■ **Stated goal**: Report the count of lines holding "text" in the records, with no other words.

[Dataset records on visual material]
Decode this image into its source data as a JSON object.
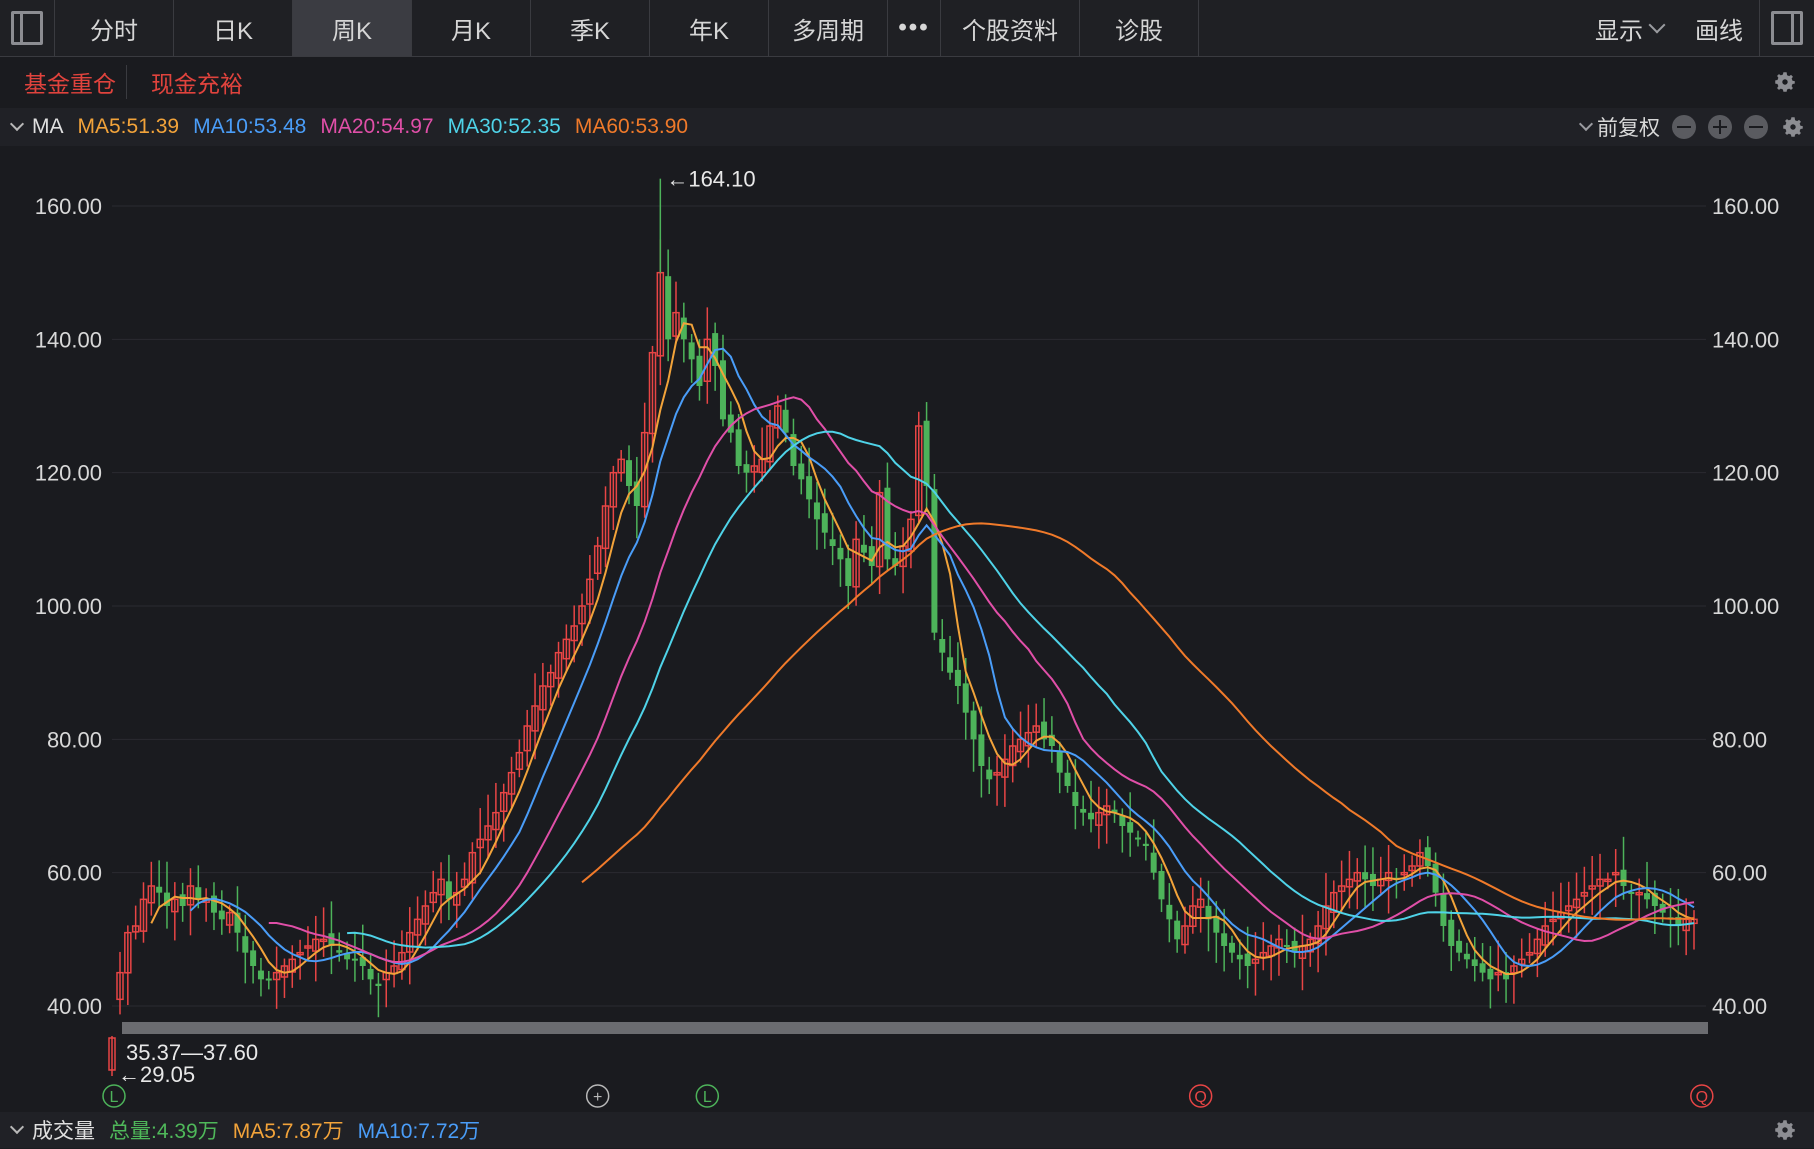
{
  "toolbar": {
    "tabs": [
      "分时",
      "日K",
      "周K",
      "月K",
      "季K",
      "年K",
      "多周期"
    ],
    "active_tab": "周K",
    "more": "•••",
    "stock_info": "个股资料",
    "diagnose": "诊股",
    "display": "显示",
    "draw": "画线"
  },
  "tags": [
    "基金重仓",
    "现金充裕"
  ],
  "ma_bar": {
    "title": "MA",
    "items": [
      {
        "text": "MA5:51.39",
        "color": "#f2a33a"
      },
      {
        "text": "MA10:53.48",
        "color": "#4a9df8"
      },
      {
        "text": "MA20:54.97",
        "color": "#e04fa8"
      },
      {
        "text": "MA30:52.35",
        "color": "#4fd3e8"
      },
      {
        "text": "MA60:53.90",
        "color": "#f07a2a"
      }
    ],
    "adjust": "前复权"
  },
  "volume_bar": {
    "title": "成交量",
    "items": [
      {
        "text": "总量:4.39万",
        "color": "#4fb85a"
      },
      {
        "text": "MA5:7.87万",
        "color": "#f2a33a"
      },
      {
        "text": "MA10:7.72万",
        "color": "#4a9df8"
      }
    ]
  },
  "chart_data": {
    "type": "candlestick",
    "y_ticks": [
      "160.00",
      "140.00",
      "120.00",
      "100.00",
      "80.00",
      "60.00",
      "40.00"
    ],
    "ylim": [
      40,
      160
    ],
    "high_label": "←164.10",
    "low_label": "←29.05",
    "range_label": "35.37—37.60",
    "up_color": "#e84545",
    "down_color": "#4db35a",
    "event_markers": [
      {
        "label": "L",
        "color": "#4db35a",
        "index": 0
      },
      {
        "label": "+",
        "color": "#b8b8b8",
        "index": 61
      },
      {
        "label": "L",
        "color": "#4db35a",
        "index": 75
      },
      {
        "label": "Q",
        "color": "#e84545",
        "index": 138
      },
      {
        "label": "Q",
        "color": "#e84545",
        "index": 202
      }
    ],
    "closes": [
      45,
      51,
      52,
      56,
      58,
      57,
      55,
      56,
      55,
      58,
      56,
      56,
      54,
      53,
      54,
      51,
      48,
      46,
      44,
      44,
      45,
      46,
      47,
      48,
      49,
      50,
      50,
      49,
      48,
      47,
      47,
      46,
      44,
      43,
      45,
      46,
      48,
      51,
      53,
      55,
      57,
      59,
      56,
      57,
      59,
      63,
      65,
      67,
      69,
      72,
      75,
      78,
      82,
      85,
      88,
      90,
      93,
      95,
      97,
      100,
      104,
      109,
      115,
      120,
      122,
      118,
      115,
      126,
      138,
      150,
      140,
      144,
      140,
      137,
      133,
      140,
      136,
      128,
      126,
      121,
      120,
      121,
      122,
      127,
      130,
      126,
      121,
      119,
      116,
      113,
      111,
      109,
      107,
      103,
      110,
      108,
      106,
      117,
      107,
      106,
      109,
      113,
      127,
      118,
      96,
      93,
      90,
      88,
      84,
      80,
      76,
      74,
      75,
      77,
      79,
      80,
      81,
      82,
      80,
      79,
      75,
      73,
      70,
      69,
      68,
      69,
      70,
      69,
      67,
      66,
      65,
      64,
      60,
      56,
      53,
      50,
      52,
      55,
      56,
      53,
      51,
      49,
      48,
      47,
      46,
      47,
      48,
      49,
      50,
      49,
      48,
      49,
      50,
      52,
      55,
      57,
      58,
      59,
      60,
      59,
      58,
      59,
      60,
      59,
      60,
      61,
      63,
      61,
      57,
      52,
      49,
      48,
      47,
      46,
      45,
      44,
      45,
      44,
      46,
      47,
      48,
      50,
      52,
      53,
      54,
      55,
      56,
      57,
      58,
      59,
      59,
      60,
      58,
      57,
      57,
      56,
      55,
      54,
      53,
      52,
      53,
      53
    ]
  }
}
--
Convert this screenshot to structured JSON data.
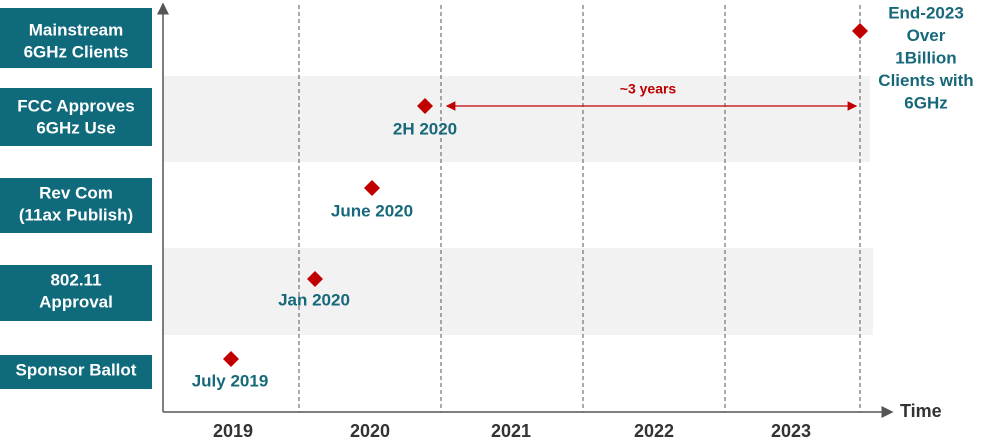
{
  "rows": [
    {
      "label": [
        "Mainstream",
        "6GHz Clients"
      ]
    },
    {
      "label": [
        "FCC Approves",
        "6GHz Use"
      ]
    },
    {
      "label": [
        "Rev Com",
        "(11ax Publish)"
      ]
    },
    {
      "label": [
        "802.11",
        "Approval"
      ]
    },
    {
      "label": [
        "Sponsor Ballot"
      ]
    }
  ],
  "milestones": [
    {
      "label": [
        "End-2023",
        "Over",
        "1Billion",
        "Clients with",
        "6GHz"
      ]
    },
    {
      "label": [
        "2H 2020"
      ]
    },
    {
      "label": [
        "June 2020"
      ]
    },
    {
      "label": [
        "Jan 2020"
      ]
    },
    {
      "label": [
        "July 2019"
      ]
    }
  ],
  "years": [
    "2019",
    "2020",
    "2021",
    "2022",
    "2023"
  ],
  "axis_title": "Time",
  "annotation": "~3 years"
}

■ **Solution below**: 8